▶ Directive
Collect each line holding the string "ΠΑΤΕΡΕΣ".

-- Excerpted records start --

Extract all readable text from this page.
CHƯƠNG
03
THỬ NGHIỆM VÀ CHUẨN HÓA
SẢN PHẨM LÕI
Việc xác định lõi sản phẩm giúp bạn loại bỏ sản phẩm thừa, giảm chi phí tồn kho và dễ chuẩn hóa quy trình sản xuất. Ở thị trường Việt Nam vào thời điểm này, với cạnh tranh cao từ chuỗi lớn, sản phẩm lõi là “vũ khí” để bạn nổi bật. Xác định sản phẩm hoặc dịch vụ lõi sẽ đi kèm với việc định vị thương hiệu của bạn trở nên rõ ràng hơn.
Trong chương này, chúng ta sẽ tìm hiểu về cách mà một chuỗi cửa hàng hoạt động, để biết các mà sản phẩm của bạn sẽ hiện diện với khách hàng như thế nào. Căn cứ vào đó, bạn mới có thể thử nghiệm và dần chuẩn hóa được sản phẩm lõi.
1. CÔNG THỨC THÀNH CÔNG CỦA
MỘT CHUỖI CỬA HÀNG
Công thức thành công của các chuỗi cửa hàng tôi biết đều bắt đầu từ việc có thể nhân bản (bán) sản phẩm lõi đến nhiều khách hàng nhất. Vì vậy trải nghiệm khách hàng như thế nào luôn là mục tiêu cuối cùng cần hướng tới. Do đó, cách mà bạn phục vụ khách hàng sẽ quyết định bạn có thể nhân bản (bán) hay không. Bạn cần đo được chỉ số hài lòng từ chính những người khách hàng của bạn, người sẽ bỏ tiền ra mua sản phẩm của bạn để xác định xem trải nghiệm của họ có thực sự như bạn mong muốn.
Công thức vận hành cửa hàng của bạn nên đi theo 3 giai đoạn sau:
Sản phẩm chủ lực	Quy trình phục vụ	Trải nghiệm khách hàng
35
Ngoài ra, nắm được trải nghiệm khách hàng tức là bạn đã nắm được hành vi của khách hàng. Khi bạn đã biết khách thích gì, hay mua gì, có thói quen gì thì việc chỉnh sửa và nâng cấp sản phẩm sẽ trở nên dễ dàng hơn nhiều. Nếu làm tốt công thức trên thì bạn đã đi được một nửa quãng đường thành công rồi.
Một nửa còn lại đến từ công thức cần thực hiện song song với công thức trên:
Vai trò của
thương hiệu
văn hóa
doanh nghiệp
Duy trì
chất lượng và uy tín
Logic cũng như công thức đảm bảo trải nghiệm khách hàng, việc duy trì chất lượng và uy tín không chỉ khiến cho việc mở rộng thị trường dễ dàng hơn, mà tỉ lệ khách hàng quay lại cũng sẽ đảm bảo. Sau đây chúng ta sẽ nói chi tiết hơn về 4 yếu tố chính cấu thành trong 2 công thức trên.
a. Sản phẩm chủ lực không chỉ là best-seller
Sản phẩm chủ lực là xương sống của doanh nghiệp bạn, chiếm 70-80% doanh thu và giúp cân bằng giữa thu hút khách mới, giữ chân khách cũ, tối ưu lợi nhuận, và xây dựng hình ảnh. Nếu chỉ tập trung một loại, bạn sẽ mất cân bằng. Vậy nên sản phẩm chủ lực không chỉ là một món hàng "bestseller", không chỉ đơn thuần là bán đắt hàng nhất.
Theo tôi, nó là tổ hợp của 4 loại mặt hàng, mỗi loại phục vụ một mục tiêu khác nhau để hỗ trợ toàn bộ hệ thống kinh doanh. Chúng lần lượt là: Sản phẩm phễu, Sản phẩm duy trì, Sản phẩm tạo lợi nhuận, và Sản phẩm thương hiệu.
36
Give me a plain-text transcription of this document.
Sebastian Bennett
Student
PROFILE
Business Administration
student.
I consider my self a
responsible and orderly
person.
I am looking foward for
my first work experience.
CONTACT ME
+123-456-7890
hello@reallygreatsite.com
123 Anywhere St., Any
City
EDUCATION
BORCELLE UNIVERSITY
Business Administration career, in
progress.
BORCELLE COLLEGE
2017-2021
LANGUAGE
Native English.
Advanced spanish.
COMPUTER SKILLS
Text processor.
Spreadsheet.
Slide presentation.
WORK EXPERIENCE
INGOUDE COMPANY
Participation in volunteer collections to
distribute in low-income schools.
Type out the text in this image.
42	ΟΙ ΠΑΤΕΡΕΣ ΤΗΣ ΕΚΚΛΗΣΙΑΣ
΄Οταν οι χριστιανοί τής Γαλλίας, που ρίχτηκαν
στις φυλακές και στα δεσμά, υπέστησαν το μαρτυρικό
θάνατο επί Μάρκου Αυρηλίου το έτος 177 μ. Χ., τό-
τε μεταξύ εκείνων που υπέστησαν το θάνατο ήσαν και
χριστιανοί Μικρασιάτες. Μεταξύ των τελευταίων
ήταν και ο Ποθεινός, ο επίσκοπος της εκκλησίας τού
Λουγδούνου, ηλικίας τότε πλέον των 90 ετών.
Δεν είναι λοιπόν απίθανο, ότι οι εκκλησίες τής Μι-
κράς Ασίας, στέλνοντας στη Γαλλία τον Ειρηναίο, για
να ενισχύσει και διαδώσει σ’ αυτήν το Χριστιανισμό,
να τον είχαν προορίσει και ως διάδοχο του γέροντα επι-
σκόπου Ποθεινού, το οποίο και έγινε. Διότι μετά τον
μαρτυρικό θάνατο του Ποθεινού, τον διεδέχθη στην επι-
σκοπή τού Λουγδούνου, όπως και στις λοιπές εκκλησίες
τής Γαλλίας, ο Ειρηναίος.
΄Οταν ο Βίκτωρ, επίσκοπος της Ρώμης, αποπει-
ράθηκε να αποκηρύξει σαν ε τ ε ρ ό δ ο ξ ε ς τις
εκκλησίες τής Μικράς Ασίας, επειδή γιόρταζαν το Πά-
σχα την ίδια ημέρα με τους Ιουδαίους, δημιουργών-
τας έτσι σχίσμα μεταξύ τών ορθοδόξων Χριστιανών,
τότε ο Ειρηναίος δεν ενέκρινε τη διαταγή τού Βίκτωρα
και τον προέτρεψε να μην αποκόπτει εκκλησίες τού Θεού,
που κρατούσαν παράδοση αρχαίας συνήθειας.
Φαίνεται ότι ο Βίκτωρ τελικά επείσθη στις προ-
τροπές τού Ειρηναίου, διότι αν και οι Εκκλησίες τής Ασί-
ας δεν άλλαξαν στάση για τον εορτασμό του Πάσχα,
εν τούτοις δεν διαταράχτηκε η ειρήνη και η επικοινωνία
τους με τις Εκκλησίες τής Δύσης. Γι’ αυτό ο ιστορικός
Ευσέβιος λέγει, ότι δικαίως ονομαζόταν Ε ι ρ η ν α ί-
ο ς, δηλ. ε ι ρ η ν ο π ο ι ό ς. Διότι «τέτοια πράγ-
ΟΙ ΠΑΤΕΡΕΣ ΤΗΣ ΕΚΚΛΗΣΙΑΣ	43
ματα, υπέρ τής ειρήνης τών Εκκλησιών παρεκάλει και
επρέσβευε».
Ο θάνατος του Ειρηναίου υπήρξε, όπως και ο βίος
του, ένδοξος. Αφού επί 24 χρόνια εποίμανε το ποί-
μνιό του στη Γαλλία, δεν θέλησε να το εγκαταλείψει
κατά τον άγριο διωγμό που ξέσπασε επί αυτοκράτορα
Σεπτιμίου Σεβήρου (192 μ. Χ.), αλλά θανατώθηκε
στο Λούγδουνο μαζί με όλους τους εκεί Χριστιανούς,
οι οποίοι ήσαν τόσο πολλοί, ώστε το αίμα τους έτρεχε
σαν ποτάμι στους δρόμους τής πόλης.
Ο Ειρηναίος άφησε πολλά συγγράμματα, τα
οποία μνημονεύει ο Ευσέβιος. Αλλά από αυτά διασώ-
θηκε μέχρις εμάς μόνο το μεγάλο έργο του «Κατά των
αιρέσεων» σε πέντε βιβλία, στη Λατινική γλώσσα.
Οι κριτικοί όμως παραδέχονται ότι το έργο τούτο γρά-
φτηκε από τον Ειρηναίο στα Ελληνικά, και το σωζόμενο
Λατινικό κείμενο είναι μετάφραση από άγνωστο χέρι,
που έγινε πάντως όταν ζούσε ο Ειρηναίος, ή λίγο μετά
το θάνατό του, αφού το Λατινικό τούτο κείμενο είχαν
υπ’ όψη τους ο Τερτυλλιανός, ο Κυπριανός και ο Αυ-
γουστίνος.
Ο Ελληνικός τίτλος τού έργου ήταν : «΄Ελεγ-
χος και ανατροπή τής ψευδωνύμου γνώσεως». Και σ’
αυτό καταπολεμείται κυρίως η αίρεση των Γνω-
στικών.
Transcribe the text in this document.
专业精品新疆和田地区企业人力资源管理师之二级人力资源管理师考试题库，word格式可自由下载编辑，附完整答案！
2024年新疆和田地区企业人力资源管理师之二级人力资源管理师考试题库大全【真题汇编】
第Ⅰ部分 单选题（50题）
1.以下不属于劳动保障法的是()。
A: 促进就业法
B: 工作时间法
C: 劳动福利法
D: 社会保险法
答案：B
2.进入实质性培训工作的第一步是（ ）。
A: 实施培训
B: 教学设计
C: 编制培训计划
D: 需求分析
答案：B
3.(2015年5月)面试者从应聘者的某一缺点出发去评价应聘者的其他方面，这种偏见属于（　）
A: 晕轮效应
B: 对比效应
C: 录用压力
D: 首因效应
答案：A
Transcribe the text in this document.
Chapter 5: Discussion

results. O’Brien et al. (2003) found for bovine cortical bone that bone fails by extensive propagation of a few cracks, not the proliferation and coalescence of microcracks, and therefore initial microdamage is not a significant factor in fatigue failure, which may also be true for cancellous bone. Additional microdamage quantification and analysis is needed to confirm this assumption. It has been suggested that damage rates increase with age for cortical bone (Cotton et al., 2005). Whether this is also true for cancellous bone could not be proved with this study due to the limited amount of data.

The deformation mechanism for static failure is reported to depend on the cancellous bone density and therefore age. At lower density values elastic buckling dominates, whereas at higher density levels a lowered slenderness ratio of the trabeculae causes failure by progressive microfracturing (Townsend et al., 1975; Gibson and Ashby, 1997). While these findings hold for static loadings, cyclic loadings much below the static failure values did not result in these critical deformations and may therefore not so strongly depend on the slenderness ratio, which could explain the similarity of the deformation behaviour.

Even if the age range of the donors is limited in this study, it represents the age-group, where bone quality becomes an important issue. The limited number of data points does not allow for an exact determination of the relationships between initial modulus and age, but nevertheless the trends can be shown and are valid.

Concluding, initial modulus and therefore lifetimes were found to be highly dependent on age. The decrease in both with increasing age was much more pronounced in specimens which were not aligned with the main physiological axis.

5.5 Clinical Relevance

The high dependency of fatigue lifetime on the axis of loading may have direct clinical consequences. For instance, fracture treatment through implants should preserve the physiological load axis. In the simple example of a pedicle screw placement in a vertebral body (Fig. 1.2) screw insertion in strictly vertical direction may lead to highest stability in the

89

-- Excerpted records end --

▶ Task result
42	ΟΙ ΠΑΤΕΡΕΣ ΤΗΣ ΕΚΚΛΗΣΙΑΣ
ΟΙ ΠΑΤΕΡΕΣ ΤΗΣ ΕΚΚΛΗΣΙΑΣ	43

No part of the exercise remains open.